[PROBLEM REQUIREMENTS]
Write out all the material exactly. Leave nothing out.

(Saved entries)
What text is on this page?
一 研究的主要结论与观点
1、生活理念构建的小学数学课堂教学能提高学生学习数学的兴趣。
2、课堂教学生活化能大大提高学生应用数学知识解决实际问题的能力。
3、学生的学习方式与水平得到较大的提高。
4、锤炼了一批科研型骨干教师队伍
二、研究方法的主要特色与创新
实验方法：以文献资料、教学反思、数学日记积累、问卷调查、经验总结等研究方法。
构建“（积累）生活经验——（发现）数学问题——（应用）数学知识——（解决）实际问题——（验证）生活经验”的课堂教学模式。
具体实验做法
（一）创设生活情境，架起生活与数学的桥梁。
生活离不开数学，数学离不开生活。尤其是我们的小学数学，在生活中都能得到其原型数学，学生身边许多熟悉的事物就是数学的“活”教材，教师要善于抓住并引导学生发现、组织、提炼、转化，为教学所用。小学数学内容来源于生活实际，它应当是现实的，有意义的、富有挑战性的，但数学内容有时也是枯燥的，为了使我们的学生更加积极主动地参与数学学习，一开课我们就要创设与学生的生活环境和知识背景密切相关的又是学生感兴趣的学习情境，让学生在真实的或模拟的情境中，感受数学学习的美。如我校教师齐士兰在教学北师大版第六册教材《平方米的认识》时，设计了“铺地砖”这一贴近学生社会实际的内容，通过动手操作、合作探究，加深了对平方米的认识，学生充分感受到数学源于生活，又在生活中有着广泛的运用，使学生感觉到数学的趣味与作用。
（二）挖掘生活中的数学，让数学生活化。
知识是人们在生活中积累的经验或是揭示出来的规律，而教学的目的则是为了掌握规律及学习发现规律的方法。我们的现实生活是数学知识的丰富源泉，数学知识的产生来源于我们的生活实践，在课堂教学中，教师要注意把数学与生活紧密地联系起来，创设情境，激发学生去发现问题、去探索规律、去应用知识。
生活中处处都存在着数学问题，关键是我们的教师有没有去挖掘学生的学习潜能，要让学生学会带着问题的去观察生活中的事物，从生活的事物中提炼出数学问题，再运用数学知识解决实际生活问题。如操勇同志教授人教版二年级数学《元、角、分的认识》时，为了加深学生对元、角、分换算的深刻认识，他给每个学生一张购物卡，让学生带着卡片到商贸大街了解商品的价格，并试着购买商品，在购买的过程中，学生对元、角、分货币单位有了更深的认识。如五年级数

[TASK RESULT]
What text is on this page?
一 研究的主要结论与观点
1、生活理念构建的小学数学课堂教学能提高学生学习数学的兴趣。
2、课堂教学生活化能大大提高学生应用数学知识解决实际问题的能力。
3、学生的学习方式与水平得到较大的提高。
4、锤炼了一批科研型骨干教师队伍
二、研究方法的主要特色与创新
实验方法：以文献资料、教学反思、数学日记积累、问卷调查、经验总结等研究方法。
构建“（积累）生活经验——（发现）数学问题——（应用）数学知识——（解决）实际问题——（验证）生活经验”的课堂教学模式。
具体实验做法
（一）创设生活情境，架起生活与数学的桥梁。
生活离不开数学，数学离不开生活。尤其是我们的小学数学，在生活中都能得到其原型数学，学生身边许多熟悉的事物就是数学的“活”教材，教师要善于抓住并引导学生发现、组织、提炼、转化，为教学所用。小学数学内容来源于生活实际，它应当是现实的，有意义的、富有挑战性的，但数学内容有时也是枯燥的，为了使我们的学生更加积极主动地参与数学学习，一开课我们就要创设与学生的生活环境和知识背景密切相关的又是学生感兴趣的学习情境，让学生在真实的或模拟的情境中，感受数学学习的美。如我校教师齐士兰在教学北师大版第六册教材《平方米的认识》时，设计了“铺地砖”这一贴近学生社会实际的内容，通过动手操作、合作探究，加深了对平方米的认识，学生充分感受到数学源于生活，又在生活中有着广泛的运用，使学生感觉到数学的趣味与作用。
（二）挖掘生活中的数学，让数学生活化。
知识是人们在生活中积累的经验或是揭示出来的规律，而教学的目的则是为了掌握规律及学习发现规律的方法。我们的现实生活是数学知识的丰富源泉，数学知识的产生来源于我们的生活实践，在课堂教学中，教师要注意把数学与生活紧密地联系起来，创设情境，激发学生去发现问题、去探索规律、去应用知识。
生活中处处都存在着数学问题，关键是我们的教师有没有去挖掘学生的学习潜能，要让学生学会带着问题的去观察生活中的事物，从生活的事物中提炼出数学问题，再运用数学知识解决实际生活问题。如操勇同志教授人教版二年级数学《元、角、分的认识》时，为了加深学生对元、角、分换算的深刻认识，他给每个学生一张购物卡，让学生带着卡片到商贸大街了解商品的价格，并试着购买商品，在购买的过程中，学生对元、角、分货币单位有了更深的认识。如五年级数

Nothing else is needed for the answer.